• Supplied records:
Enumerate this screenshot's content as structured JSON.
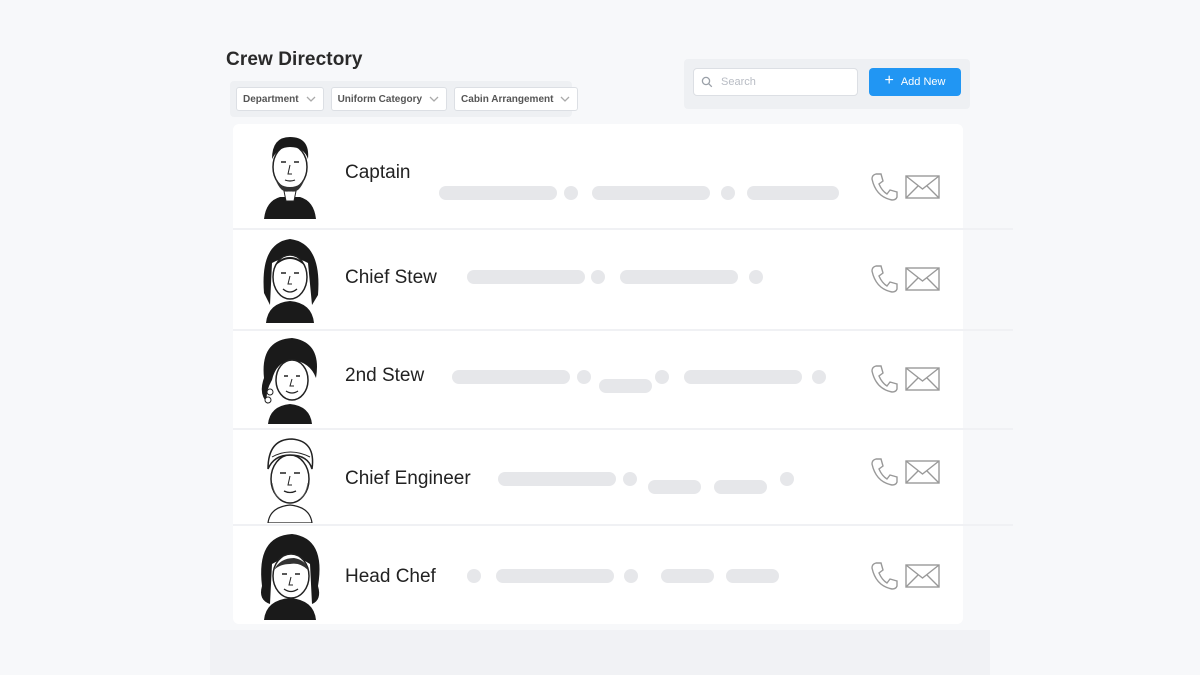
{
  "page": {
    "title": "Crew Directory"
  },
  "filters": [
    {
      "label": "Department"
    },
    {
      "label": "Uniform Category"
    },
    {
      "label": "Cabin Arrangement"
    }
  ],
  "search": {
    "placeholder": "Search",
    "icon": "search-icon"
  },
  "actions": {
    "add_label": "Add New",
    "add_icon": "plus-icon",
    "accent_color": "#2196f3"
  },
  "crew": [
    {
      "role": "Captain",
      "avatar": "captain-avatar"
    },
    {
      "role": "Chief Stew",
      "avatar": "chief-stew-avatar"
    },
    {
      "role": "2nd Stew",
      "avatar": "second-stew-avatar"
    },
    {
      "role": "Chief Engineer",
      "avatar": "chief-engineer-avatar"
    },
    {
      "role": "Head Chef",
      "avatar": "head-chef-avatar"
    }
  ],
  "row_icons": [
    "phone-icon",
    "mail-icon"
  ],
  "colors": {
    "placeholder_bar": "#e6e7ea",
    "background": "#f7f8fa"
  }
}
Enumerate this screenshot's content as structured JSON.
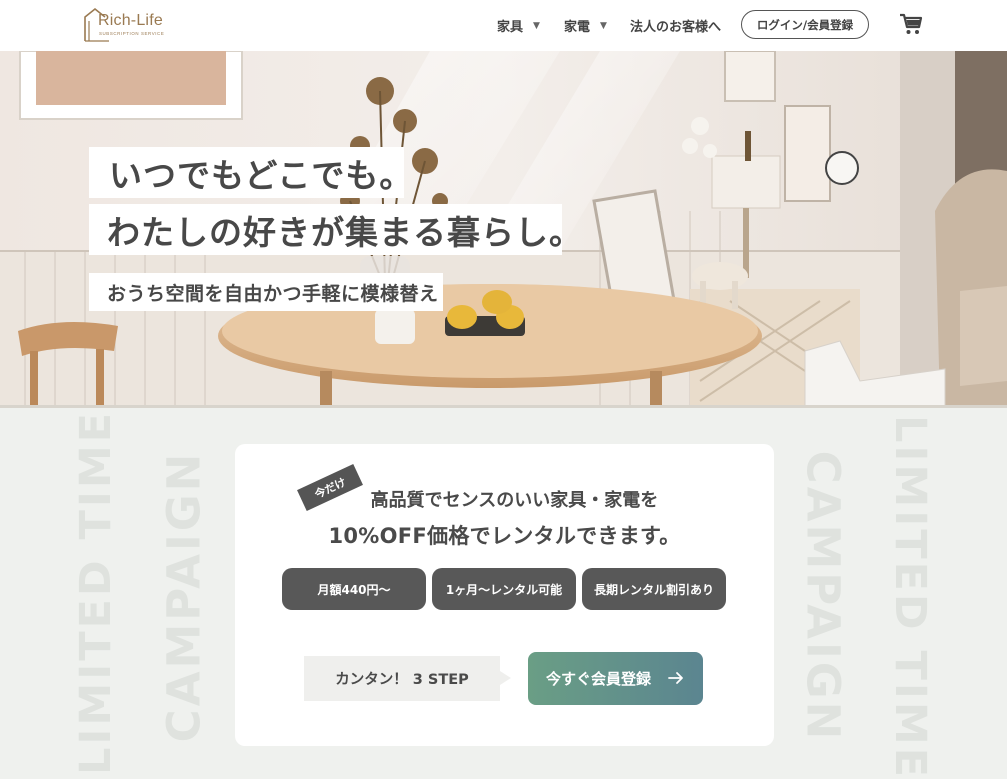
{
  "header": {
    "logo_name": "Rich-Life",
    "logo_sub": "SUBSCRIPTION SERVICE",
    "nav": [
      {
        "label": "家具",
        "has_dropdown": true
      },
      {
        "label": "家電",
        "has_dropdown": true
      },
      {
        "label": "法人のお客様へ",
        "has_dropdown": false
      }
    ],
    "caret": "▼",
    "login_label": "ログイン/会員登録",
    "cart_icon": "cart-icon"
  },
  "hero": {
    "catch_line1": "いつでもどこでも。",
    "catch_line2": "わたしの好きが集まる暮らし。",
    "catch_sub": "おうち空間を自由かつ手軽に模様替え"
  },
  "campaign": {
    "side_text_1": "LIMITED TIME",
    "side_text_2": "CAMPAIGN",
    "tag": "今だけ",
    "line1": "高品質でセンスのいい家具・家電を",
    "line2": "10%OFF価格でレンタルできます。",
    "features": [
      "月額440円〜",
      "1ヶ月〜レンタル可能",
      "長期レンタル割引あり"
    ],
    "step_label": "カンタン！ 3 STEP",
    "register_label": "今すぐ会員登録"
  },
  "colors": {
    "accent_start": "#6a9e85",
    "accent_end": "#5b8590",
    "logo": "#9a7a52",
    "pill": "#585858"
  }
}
==
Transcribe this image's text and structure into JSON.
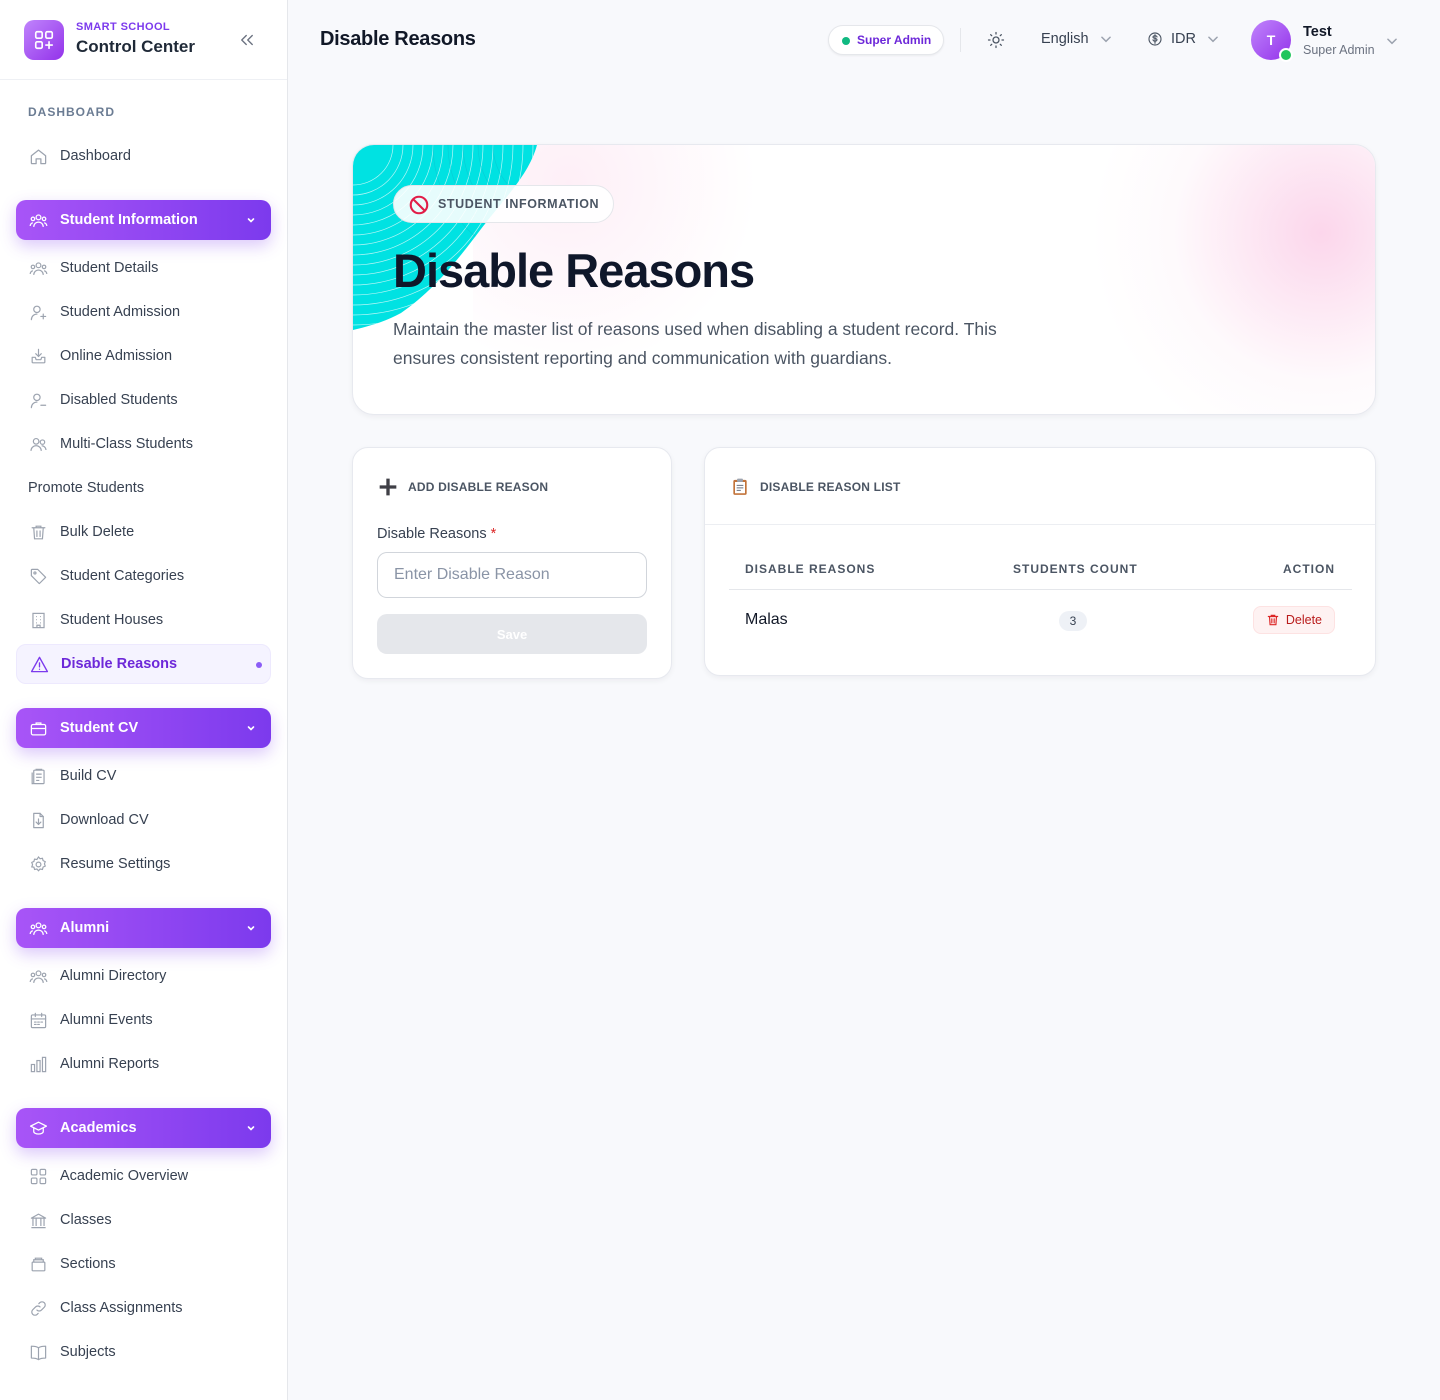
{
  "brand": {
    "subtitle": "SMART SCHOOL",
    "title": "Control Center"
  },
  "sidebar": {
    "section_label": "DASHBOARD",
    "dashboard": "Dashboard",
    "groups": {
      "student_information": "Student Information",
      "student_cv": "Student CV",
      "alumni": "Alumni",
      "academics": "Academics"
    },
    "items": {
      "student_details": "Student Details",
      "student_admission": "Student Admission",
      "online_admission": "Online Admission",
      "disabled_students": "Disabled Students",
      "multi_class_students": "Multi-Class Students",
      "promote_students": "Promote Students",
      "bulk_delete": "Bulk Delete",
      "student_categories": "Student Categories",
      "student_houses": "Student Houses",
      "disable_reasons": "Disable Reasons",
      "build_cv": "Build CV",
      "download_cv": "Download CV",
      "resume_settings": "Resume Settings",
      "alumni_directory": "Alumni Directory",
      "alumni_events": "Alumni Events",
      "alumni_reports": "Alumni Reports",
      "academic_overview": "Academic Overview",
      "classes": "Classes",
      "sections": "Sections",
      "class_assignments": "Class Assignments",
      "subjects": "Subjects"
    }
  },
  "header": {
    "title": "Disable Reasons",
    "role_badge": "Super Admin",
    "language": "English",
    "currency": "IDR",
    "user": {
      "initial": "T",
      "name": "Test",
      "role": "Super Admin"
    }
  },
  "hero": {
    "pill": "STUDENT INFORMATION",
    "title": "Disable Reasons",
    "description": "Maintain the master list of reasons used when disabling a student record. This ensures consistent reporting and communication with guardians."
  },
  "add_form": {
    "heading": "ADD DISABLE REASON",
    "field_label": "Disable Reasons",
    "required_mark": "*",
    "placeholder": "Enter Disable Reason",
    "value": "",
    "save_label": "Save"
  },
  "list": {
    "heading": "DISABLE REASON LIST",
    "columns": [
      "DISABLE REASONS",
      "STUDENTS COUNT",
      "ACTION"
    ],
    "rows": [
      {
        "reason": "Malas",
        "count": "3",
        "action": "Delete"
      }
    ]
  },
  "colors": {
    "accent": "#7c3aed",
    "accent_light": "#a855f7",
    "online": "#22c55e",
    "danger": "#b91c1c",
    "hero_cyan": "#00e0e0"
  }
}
...
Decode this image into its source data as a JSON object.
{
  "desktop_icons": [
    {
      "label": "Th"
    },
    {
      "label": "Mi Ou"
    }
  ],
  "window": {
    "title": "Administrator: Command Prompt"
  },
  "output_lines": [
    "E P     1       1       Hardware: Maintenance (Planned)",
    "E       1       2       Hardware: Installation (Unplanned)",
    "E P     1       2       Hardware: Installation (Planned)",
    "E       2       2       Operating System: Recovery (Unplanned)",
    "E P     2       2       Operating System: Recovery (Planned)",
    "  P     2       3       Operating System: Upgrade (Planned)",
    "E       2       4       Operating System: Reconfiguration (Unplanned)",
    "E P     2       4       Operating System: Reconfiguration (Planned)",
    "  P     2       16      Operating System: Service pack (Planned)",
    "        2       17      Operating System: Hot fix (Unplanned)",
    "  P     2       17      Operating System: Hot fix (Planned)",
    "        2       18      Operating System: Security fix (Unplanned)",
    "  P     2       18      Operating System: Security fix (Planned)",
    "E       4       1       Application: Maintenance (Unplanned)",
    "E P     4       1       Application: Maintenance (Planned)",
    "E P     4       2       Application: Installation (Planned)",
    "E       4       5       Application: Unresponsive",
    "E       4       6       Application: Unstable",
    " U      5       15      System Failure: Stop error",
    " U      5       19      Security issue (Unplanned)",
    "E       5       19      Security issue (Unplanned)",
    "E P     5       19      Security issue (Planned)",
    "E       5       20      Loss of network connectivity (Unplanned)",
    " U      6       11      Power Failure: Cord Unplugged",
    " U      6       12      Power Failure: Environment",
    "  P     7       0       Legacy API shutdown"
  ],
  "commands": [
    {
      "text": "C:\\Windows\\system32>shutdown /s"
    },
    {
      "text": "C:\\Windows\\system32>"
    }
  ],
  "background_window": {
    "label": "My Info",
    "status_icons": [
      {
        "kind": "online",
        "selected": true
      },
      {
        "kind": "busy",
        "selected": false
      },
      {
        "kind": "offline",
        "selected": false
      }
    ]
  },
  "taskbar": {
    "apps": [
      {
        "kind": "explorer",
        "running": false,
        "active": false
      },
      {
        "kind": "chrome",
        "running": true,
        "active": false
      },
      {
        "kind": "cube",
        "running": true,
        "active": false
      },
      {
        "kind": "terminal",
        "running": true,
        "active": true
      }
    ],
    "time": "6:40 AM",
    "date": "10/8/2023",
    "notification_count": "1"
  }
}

• Task to carry out:
Answer with a single number: the count of lines holding the word "Failure".

• Worked answer:
3